* **SET PROBLEM**
Tell how many lines have the string "update" in them, and write nothing besides the number.

[Dataset items]
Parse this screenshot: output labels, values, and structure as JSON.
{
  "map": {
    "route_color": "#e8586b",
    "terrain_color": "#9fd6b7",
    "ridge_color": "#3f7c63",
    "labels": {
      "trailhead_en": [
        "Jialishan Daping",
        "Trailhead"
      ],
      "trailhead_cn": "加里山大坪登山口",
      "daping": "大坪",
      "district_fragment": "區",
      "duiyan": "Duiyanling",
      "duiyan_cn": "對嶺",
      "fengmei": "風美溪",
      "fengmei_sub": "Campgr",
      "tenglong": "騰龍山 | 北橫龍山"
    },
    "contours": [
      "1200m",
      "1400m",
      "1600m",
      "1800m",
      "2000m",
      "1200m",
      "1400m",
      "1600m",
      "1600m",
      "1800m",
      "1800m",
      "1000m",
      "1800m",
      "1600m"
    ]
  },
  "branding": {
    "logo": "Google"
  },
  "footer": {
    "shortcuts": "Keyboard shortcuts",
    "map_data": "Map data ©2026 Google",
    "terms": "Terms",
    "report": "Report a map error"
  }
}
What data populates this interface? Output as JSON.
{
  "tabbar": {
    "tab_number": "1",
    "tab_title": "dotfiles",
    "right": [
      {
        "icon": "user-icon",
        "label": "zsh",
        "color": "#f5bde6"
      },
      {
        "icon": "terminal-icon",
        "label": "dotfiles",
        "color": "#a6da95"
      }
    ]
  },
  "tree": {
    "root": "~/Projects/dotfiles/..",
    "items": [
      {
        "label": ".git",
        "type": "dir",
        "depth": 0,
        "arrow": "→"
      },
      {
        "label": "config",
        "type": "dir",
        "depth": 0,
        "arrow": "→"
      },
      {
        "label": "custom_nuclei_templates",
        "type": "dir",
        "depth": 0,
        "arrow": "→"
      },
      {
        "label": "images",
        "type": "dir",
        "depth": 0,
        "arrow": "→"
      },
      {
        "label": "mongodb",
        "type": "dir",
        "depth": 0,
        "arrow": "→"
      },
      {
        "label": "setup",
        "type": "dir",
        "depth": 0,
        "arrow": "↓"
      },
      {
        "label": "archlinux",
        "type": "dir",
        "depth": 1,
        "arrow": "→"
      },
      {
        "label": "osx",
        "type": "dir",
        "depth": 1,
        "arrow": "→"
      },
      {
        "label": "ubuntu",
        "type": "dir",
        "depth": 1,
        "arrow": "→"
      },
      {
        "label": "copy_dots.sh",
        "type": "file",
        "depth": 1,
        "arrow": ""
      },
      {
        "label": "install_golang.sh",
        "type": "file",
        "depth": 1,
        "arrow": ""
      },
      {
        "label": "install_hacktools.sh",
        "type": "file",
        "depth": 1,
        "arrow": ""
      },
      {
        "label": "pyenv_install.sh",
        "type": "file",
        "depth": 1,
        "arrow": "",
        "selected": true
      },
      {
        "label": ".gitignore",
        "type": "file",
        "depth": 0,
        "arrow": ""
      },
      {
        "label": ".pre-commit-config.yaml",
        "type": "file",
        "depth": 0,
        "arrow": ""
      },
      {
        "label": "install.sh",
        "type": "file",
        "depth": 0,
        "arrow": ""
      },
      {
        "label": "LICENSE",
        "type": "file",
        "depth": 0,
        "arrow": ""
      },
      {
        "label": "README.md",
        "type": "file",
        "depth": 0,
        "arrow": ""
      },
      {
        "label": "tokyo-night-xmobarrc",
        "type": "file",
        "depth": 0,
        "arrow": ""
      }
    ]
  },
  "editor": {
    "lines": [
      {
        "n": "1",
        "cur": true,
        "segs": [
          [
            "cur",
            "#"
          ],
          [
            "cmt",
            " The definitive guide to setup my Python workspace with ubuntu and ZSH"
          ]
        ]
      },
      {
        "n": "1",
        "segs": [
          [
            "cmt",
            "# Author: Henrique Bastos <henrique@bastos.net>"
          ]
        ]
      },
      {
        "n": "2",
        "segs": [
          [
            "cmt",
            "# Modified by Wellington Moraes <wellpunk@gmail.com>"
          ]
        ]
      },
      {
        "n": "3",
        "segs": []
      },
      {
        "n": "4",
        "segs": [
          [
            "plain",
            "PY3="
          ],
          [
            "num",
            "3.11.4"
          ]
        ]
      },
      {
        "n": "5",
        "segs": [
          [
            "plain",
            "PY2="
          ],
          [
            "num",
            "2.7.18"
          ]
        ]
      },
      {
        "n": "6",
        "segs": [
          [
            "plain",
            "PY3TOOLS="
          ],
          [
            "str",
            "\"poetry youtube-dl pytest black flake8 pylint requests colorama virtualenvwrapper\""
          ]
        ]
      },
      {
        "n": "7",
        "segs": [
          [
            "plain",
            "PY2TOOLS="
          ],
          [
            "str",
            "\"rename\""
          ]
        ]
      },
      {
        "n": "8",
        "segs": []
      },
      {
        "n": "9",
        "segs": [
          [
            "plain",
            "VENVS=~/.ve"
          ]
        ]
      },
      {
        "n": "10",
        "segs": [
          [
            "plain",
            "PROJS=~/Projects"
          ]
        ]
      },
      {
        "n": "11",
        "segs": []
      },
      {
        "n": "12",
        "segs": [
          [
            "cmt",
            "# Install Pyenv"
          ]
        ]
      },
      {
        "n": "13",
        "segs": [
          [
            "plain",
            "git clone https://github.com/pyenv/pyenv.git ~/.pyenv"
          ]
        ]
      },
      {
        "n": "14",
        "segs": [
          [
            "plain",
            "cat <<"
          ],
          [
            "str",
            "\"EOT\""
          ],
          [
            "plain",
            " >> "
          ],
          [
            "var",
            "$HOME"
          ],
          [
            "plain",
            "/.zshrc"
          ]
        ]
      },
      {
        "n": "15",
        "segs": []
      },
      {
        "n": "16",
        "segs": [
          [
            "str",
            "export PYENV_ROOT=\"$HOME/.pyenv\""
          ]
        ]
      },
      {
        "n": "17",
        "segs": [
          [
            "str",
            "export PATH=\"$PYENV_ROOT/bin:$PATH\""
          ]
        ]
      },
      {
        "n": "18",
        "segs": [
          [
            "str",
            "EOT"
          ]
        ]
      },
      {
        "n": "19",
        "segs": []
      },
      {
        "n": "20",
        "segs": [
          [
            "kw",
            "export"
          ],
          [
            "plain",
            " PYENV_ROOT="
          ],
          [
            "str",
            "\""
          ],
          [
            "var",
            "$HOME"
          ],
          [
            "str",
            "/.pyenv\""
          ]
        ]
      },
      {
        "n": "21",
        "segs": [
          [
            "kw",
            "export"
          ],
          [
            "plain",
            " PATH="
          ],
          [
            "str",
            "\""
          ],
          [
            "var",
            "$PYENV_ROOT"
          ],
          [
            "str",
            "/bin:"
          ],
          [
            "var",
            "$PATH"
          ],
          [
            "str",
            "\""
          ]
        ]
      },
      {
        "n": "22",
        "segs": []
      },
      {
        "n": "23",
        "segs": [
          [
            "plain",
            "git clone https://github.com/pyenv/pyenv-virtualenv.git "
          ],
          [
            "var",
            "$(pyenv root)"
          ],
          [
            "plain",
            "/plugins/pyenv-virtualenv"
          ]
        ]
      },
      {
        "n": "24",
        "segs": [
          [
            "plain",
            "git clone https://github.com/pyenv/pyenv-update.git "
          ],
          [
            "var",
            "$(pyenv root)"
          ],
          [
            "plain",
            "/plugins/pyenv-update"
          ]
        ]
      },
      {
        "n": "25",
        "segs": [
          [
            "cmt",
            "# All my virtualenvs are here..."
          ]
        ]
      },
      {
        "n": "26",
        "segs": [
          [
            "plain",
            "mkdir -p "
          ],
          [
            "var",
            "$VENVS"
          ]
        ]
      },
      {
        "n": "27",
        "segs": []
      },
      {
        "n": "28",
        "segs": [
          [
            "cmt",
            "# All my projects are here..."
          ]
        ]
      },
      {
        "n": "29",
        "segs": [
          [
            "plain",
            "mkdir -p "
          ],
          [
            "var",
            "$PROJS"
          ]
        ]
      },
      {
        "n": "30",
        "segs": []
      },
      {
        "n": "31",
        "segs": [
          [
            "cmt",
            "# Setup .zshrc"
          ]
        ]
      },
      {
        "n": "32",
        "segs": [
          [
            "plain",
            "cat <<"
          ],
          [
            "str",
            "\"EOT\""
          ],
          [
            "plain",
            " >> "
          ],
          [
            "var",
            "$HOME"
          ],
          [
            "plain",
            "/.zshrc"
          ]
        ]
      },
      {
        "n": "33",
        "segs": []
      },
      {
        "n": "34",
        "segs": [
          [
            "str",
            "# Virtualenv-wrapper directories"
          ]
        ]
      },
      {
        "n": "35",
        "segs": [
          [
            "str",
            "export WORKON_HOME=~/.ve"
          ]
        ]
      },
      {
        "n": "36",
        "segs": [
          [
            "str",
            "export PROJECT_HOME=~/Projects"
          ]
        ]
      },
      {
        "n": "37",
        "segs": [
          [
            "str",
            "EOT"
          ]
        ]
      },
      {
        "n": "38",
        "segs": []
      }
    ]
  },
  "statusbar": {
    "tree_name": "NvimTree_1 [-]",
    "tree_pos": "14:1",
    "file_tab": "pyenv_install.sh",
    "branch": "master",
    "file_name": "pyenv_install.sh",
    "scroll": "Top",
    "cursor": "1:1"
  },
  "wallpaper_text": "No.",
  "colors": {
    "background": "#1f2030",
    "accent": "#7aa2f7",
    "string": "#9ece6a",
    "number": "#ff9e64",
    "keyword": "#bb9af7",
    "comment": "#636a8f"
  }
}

* **EXPECTED ANSWER**
2